Stated exercise:
Reproduce every line in the listing that contains the word "description".

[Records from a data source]

* * *

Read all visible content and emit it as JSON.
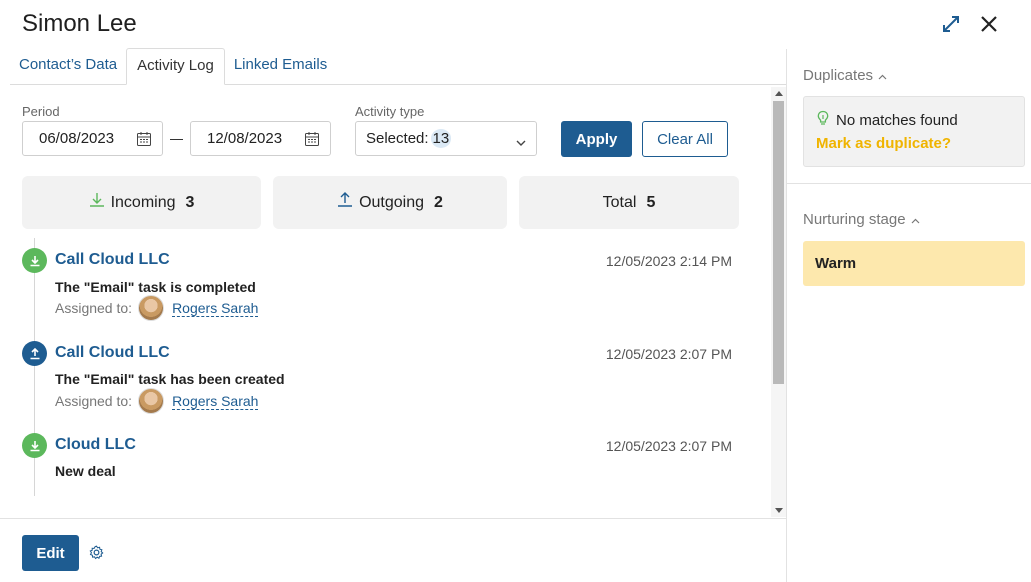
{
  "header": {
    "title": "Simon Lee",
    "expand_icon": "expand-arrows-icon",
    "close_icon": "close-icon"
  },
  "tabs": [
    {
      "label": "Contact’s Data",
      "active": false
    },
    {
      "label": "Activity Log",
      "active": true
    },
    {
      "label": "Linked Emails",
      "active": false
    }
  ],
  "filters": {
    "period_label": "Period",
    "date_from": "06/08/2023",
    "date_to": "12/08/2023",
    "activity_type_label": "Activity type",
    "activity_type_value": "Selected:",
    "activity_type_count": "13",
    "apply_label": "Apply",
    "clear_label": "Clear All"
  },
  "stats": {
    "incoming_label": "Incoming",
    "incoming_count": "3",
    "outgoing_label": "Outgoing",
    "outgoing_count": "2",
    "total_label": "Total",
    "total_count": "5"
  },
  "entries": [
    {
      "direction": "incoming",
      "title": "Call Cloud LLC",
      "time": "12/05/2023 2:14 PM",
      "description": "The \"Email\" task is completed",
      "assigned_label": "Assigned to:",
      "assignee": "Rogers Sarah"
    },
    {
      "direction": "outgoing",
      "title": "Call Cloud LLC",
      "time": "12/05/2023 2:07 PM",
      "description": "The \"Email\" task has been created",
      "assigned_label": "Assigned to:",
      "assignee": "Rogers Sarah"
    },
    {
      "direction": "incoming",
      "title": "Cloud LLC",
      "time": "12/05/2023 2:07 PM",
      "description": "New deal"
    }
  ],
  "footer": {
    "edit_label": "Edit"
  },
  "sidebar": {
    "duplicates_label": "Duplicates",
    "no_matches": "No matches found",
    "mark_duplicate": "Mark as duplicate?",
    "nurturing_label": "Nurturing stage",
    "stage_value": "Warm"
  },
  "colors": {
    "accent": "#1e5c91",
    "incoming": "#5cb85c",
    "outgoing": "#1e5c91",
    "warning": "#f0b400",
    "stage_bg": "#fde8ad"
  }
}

* * *

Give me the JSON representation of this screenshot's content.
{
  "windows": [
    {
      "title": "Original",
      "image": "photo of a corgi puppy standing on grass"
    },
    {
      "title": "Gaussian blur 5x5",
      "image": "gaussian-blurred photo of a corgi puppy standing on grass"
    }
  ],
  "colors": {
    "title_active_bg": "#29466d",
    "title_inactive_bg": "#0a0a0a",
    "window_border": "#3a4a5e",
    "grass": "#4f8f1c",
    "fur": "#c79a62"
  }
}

* * *

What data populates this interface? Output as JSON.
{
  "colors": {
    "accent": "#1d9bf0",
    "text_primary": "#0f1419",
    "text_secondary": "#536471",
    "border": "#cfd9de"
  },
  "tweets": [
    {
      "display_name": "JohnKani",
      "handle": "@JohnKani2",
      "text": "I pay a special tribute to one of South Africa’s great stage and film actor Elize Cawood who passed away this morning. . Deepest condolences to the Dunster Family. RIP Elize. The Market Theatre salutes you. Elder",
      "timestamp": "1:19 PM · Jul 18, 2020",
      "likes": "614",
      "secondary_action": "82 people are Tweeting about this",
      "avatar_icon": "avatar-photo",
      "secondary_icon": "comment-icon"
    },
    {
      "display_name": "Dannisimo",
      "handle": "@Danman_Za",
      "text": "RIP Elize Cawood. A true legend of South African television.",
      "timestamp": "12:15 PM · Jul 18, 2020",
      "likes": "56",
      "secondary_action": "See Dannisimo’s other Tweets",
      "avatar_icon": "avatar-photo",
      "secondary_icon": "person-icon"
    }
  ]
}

* * *

Complete output:
      "description": "The \"Email\" task is completed",
      "description": "The \"Email\" task has been created",
      "description": "New deal"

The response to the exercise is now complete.